Stored data
· · ·

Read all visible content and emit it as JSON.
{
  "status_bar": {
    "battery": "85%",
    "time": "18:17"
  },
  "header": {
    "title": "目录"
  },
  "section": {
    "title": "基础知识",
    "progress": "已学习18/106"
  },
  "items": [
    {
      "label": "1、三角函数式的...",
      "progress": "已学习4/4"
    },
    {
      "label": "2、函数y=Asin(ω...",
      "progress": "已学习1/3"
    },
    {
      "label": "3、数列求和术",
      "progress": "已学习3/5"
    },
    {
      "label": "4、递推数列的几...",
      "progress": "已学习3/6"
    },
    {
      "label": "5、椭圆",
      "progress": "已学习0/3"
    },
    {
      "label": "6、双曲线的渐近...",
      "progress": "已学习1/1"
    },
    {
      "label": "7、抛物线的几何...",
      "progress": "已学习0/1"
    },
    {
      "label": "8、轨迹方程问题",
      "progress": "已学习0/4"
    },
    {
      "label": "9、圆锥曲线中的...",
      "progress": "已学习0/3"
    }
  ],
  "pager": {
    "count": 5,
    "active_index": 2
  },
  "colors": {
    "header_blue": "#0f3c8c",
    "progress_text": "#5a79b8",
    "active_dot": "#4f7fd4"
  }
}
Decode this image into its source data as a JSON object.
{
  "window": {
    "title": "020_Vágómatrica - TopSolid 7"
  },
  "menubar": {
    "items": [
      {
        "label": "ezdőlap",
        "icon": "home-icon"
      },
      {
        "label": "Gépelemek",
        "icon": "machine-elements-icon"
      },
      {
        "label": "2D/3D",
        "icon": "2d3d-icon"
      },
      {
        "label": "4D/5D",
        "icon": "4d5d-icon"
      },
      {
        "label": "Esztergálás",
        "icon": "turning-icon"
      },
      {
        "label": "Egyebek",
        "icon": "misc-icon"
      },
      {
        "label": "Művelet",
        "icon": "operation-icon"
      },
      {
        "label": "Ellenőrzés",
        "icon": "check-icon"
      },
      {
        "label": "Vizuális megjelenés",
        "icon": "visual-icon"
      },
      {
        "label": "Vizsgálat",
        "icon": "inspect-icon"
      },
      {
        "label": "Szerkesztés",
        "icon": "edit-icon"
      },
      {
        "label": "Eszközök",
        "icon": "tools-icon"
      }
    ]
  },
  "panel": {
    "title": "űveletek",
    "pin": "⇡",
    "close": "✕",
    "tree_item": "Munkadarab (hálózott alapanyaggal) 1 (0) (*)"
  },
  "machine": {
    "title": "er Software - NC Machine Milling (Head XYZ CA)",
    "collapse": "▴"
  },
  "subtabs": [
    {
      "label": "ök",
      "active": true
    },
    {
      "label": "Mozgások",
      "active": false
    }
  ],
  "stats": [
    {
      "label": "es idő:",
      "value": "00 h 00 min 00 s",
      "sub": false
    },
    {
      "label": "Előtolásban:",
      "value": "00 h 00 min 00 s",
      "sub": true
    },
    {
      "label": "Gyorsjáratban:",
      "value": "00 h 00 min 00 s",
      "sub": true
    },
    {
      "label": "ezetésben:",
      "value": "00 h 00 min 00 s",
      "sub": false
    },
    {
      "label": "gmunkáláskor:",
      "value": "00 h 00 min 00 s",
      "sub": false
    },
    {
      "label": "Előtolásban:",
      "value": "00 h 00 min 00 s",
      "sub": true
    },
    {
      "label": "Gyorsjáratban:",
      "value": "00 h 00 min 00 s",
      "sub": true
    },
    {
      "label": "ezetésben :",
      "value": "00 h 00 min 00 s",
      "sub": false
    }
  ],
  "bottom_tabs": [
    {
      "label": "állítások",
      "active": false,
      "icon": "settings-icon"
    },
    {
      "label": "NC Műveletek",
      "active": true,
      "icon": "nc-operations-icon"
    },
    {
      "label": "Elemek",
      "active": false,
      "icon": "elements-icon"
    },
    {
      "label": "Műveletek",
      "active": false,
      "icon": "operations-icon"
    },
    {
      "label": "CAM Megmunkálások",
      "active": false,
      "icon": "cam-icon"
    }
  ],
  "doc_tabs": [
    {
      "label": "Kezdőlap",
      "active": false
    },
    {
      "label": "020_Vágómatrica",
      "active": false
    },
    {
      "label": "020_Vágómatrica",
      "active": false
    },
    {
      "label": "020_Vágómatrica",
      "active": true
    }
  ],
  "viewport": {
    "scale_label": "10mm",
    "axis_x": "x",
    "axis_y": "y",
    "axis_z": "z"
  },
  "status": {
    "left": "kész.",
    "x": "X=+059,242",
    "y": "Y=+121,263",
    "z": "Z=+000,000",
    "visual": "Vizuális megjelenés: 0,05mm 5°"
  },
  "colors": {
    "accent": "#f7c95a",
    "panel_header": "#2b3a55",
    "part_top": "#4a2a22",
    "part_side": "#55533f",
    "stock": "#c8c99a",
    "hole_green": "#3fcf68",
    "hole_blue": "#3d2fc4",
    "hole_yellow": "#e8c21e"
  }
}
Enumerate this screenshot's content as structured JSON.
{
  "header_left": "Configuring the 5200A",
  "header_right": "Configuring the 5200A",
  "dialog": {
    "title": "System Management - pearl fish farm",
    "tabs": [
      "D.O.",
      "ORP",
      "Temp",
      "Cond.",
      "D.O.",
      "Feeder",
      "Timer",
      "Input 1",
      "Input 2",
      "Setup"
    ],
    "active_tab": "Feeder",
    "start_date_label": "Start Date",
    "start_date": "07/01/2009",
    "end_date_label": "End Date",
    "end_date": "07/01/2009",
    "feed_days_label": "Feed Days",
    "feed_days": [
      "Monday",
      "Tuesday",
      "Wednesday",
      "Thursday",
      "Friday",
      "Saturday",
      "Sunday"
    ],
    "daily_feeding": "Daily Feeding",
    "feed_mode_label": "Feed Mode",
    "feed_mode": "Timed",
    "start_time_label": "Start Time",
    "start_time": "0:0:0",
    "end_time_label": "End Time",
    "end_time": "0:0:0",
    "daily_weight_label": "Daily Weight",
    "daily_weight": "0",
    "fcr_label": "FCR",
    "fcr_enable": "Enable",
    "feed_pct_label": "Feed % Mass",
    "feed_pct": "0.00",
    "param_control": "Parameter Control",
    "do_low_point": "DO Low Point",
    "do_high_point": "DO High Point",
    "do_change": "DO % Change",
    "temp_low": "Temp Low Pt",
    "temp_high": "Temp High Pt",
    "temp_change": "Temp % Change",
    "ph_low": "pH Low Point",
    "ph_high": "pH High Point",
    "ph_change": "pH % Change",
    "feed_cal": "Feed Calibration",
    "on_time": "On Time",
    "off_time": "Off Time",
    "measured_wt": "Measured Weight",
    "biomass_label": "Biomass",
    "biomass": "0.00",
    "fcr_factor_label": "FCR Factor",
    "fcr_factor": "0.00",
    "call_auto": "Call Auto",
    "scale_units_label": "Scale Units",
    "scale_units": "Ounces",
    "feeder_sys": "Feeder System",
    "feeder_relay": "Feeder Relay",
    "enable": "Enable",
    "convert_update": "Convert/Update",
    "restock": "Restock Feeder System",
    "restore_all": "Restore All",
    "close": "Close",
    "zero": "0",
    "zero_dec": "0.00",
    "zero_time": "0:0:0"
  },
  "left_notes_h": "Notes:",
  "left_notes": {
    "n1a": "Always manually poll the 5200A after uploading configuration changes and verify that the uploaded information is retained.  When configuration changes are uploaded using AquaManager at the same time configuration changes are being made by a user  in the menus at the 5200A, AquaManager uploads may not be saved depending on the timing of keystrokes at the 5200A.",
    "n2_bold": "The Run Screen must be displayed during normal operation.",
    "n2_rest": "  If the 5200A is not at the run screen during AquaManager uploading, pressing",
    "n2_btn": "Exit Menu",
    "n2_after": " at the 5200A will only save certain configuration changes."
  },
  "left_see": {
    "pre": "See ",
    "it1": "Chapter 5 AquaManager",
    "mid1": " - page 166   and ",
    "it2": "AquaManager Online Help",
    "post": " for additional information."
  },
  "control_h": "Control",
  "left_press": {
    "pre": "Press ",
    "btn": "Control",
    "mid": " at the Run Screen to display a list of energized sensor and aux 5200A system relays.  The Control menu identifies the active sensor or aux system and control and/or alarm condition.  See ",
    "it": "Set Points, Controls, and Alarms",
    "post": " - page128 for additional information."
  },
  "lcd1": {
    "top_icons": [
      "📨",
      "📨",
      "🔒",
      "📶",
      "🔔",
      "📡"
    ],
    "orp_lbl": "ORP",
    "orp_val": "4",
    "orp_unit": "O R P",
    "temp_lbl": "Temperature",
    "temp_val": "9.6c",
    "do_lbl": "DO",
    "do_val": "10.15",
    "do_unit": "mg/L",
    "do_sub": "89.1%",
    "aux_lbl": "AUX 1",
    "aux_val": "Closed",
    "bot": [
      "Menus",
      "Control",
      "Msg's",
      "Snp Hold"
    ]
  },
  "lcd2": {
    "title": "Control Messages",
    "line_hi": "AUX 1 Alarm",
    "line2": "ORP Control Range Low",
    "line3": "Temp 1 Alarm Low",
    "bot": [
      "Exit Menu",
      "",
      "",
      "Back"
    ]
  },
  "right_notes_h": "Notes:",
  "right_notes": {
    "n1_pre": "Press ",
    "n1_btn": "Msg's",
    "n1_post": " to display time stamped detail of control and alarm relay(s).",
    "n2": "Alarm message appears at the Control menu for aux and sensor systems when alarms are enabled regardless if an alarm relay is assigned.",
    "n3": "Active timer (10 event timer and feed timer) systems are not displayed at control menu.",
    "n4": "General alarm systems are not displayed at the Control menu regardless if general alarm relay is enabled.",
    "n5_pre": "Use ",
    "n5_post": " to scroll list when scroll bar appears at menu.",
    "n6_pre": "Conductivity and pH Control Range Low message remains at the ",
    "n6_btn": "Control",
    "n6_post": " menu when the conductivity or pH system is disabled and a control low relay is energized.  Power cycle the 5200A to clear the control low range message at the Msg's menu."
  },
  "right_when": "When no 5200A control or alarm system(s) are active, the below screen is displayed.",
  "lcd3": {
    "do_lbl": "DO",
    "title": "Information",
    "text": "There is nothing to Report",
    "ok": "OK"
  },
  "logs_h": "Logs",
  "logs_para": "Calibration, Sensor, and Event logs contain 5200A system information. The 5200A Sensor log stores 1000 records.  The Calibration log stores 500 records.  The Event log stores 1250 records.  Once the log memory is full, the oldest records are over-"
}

· · ·

Required task
Select all lines with the word "operations" from the entries above.

Written response
      "icon": "nc-operations-icon"
      "icon": "operations-icon"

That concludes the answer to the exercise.